Requirement: Copy the material starting at the line containing "List every element" and ending at the line containing "- Point: [97, 531, 120, 545]", including both of those lines, without reproducing any pictures.

Data lines:
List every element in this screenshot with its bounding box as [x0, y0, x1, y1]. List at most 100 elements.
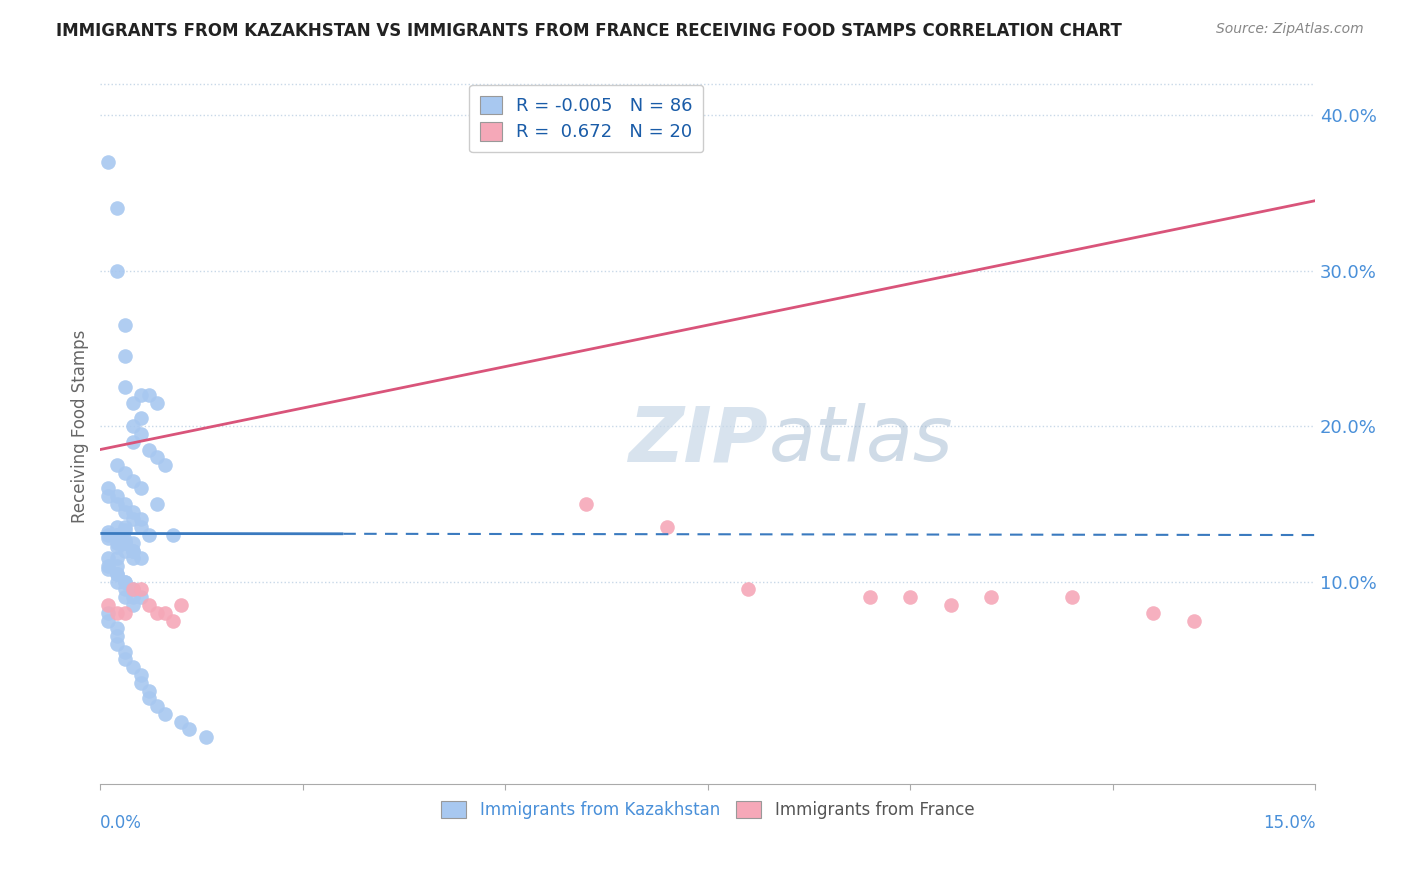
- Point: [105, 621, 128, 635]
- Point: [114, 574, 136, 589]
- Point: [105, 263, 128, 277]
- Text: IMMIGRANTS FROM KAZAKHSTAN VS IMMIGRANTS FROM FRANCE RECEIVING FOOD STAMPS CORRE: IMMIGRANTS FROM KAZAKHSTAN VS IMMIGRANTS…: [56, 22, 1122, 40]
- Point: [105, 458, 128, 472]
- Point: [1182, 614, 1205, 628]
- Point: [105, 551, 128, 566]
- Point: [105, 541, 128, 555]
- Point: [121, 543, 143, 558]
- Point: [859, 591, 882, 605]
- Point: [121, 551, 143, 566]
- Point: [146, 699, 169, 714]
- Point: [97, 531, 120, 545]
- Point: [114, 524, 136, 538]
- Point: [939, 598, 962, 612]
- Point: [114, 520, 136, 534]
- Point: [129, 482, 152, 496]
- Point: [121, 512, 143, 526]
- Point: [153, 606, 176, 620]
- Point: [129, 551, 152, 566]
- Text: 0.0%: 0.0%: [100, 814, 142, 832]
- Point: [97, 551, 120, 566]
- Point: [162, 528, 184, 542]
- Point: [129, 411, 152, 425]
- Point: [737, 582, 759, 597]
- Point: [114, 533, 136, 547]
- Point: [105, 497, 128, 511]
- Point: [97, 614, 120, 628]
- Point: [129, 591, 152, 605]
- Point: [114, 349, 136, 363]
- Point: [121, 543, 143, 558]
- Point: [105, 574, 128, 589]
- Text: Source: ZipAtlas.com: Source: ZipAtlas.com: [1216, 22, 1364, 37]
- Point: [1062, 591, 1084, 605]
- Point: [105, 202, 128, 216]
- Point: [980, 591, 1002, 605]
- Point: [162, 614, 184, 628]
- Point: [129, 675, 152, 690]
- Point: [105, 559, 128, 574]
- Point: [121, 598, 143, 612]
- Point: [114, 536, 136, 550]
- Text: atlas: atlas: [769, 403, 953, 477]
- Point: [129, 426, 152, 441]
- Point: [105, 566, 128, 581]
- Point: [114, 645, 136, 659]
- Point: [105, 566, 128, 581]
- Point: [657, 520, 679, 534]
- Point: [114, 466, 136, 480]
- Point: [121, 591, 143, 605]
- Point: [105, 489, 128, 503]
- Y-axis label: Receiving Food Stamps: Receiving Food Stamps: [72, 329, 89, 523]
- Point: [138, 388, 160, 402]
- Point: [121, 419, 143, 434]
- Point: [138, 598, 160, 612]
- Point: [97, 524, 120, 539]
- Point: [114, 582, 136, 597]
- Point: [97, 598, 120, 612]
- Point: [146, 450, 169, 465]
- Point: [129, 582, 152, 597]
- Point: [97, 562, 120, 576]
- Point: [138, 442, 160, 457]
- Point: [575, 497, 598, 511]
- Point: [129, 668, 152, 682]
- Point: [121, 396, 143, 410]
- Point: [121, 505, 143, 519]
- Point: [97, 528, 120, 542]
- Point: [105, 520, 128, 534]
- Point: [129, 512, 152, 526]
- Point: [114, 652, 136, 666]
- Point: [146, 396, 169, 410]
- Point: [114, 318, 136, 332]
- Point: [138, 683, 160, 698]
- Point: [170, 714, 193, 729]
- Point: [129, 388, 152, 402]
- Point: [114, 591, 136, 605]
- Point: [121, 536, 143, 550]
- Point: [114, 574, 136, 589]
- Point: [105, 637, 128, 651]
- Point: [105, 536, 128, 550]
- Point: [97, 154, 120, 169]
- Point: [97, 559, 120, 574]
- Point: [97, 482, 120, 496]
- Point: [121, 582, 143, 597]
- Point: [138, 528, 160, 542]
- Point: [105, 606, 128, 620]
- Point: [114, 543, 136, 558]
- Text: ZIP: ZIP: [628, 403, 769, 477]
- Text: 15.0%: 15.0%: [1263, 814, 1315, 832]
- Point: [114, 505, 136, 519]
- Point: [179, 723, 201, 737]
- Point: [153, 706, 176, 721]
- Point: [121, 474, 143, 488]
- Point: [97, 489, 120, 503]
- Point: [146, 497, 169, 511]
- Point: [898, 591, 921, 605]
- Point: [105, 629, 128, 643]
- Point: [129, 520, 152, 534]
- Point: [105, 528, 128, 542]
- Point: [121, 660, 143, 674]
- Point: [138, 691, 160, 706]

--

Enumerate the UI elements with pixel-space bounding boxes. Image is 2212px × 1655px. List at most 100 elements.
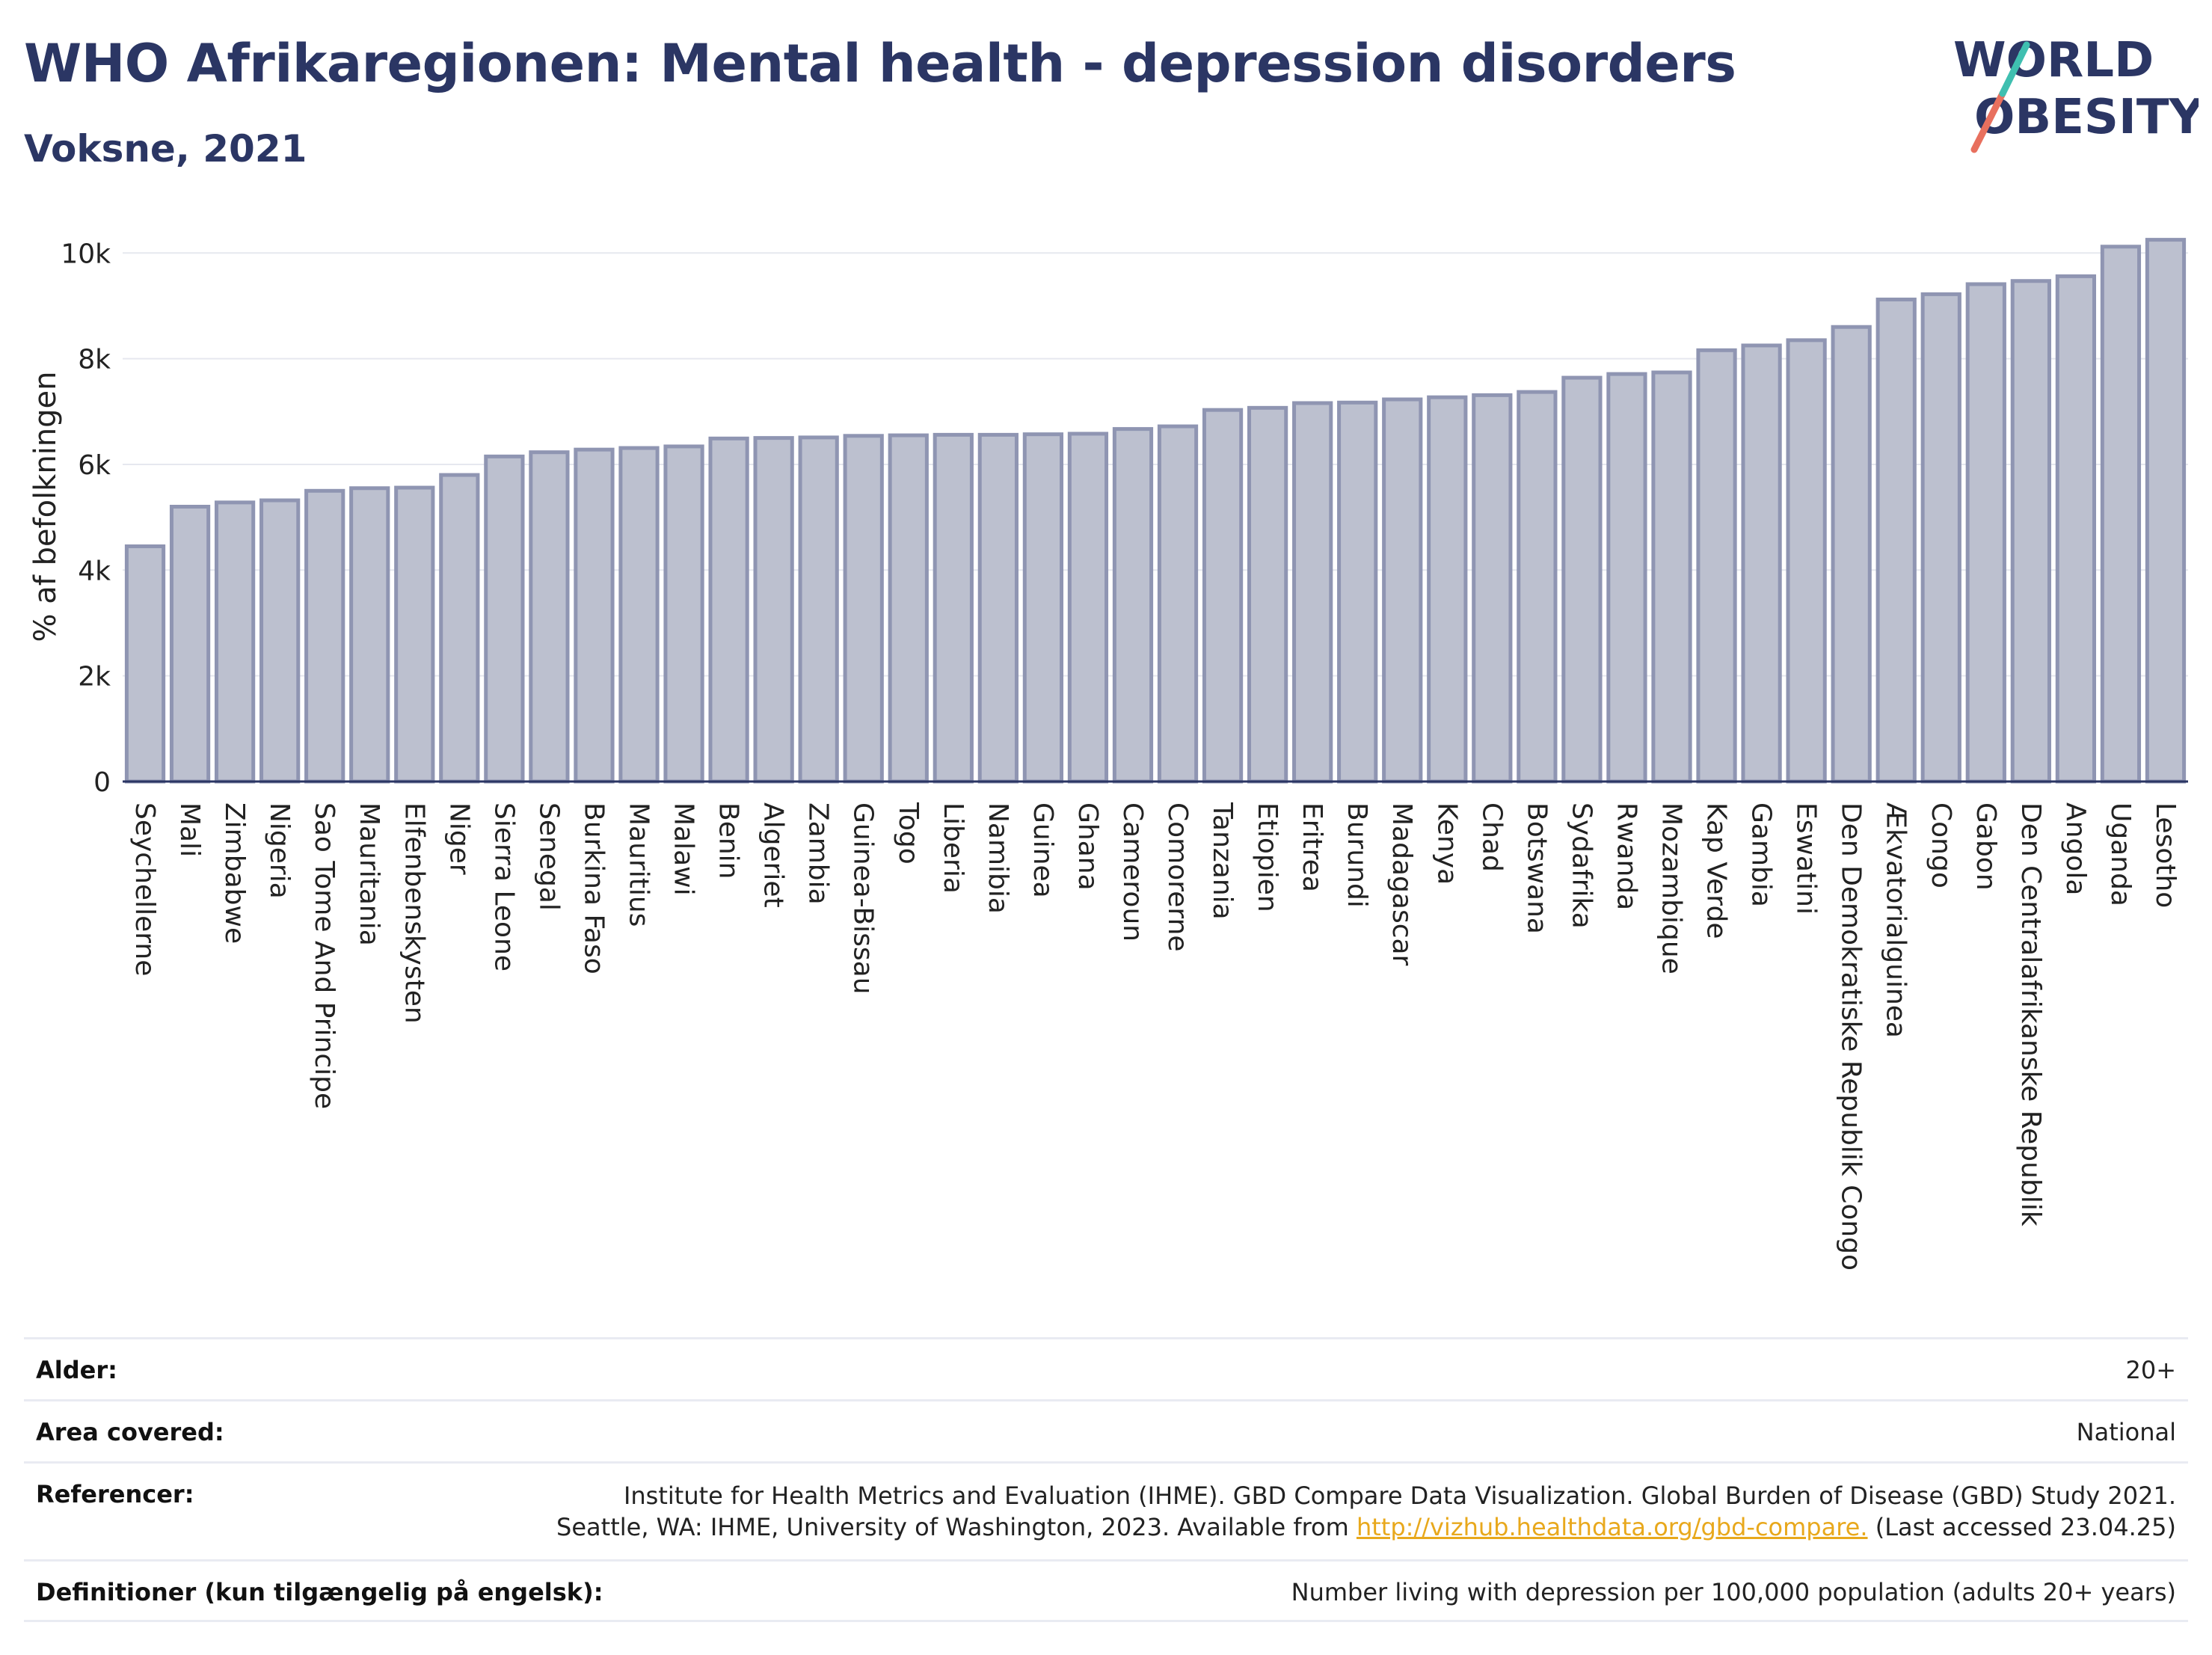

Answer to this task:
List every element in this screenshot with its bounding box as [x0, y0, x1, y1]. List at most 100 elements.
- Point: [105, 621, 128, 635]
- Point: [114, 574, 136, 589]
- Point: [105, 263, 128, 277]
- Text: IMMIGRANTS FROM KAZAKHSTAN VS IMMIGRANTS FROM FRANCE RECEIVING FOOD STAMPS CORRE: IMMIGRANTS FROM KAZAKHSTAN VS IMMIGRANTS…: [56, 22, 1122, 40]
- Point: [105, 458, 128, 472]
- Point: [1182, 614, 1205, 628]
- Point: [105, 551, 128, 566]
- Point: [105, 541, 128, 555]
- Point: [121, 543, 143, 558]
- Point: [859, 591, 882, 605]
- Point: [121, 551, 143, 566]
- Point: [146, 699, 169, 714]
- Point: [97, 531, 120, 545]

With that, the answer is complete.